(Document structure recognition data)
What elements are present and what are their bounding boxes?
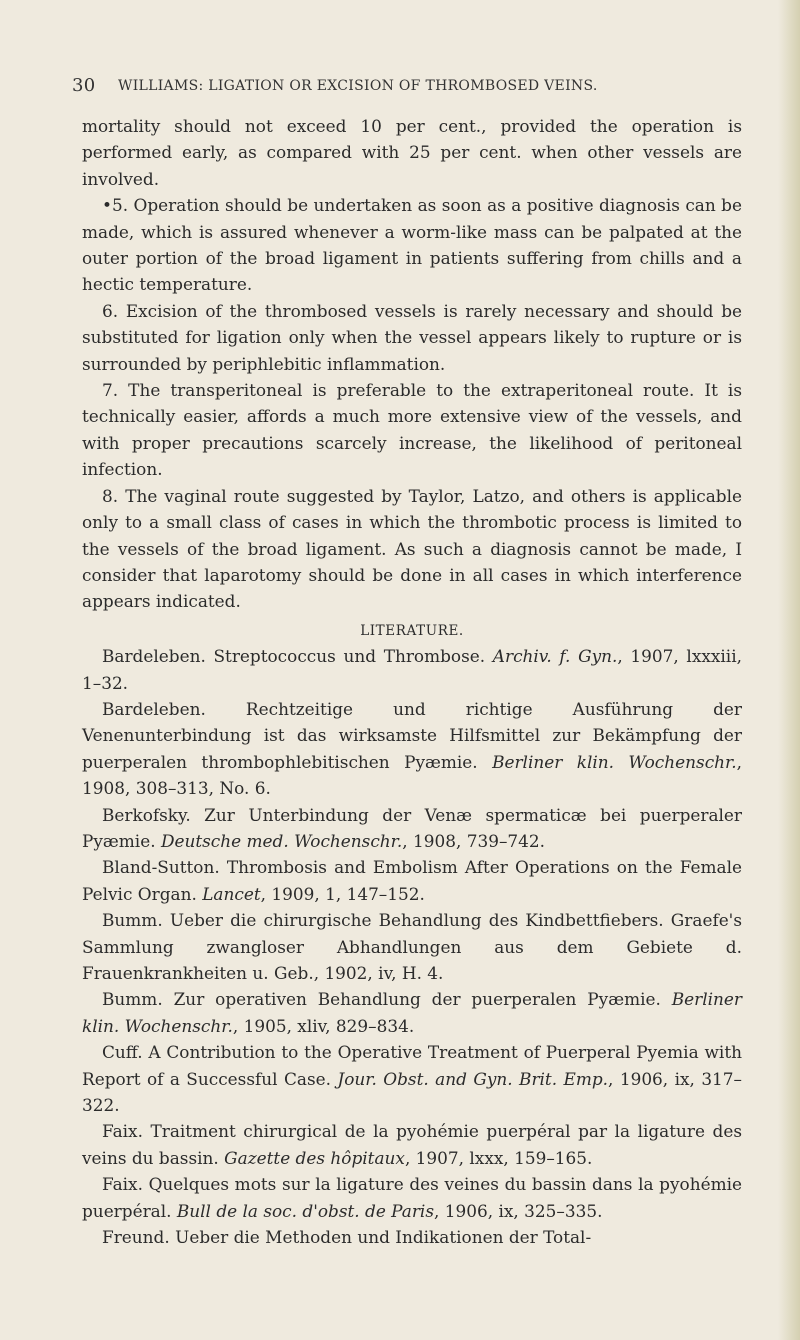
reference-citation: , 1907, lxxx, 159–165. — [404, 1147, 593, 1168]
reference-citation: , 1905, xliv, 829–834. — [232, 1015, 415, 1036]
reference-entry — [82, 1171, 742, 1224]
reference-text: Berkofsky. Zur Unterbindung der Venæ spermaticæ bei puerperaler Pyæmie. — [82, 804, 742, 851]
reference-text: Faix. Traitment chirurgical de la pyohémie puerpéral par la ligature des veins du bassin. — [82, 1121, 742, 1168]
reference-entry — [82, 802, 742, 855]
reference-text: Bardeleben. Streptococcus und Thrombose. — [102, 646, 493, 667]
reference-entry — [82, 1118, 742, 1171]
reference-citation: , 1908, 739–742. — [402, 830, 546, 851]
reference-text: Faix. Quelques mots sur la ligature des veines du bassin dans la pyohémie puerpéral. — [82, 1174, 742, 1221]
reference-text: Cuff. A Contribution to the Operative Treatment of Puerperal Pyemia with Report of a Successful Case. — [82, 1042, 742, 1089]
reference-entry — [82, 986, 742, 1039]
reference-journal: Lancet — [202, 883, 261, 904]
reference-entry — [82, 696, 742, 802]
reference-journal: Deutsche med. Wochenschr. — [160, 830, 403, 851]
reference-entry — [82, 643, 742, 696]
reference-text: Freund. Ueber die Methoden und Indikationen der Total- — [102, 1227, 592, 1248]
reference-citation: , 1907, lxxxiii, 1–32. — [82, 646, 742, 693]
reference-text: Bardeleben. Rechtzeitige und richtige Ausführung der Venenunterbindung ist das wirksamste Hilfsmittel zur Bekämpfung der puerperalen thrombophlebitischen Pyæmie. — [82, 698, 742, 772]
page-body — [82, 113, 742, 1250]
reference-journal: Bull de la soc. d'obst. de Paris — [176, 1200, 435, 1221]
reference-journal: Jour. Obst. and Gyn. Brit. Emp. — [337, 1068, 609, 1089]
reference-citation: , 1906, ix, 317–322. — [82, 1068, 742, 1116]
page-number: 30 — [72, 75, 96, 96]
running-title: WILLIAMS: LIGATION OR EXCISION OF THROMBOSED VEINS. — [118, 78, 598, 94]
reference-entry — [82, 854, 742, 907]
literature-heading: LITERATURE. — [360, 622, 464, 639]
paragraph-continued: mortality should not exceed 10 per cent., provided the operation is performed early, as compared with 25 per cent. when other vessels are involved. — [82, 116, 742, 189]
reference-entry — [82, 1039, 742, 1118]
reference-citation: , 1909, 1, 147–152. — [260, 883, 425, 904]
reference-text: Bumm. Zur operativen Behandlung der puerperalen Pyæmie. — [102, 989, 672, 1010]
reference-citation: , 1906, ix, 325–335. — [434, 1200, 603, 1221]
paragraph-5: •5. Operation should be undertaken as soon as a positive diagnosis can be made, which is assured whenever a worm-like mass can be palpated at the outer portion of the broad ligament in patients suffering from chills and a hectic temperature. — [82, 195, 742, 295]
reference-journal: Gazette des hôpitaux — [224, 1147, 405, 1168]
reference-journal: Berliner klin. Wochenschr. — [492, 751, 737, 772]
reference-text: Bumm. Ueber die chirurgische Behandlung des Kindbettfiebers. Graefe's Sammlung zwangloser Abhandlungen aus dem Gebiete d. Frauenkrankheiten u. Geb., 1902, iv, H. 4. — [82, 910, 742, 983]
reference-journal: Berliner klin. Wochenschr. — [82, 989, 742, 1036]
page-edge-shadow — [778, 0, 800, 1340]
reference-citation: , 1908, 308–313, No. 6. — [82, 751, 742, 799]
reference-list — [82, 643, 742, 1250]
paragraph-8: 8. The vaginal route suggested by Taylor, Latzo, and others is applicable only to a small class of cases in which the thrombotic process is limited to the vessels of the broad ligament. As such a diagnosis cannot be made, I consider that laparotomy should be done in all cases in which interference appears indicated. — [82, 485, 742, 612]
reference-entry — [82, 907, 742, 986]
paragraph-7: 7. The transperitoneal is preferable to the extraperitoneal route. It is technically easier, affords a much more extensive view of the vessels, and with proper precautions scarcely increase, the likelihood of peritoneal infection. — [82, 380, 742, 480]
paragraph-6: 6. Excision of the thrombosed vessels is rarely necessary and should be substituted for ligation only when the vessel appears likely to rupture or is surrounded by periphlebitic inflammation. — [82, 300, 742, 374]
reference-journal: Archiv. f. Gyn. — [492, 646, 618, 667]
reference-text: Bland-Sutton. Thrombosis and Embolism After Operations on the Female Pelvic Organ. — [82, 857, 742, 904]
reference-entry — [82, 1224, 742, 1250]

▶ [WORK REQUEST] Please tally the lines of the data in which the string "diagnosis" appears and write only the total.

▶ [ANSWER SECTION] 2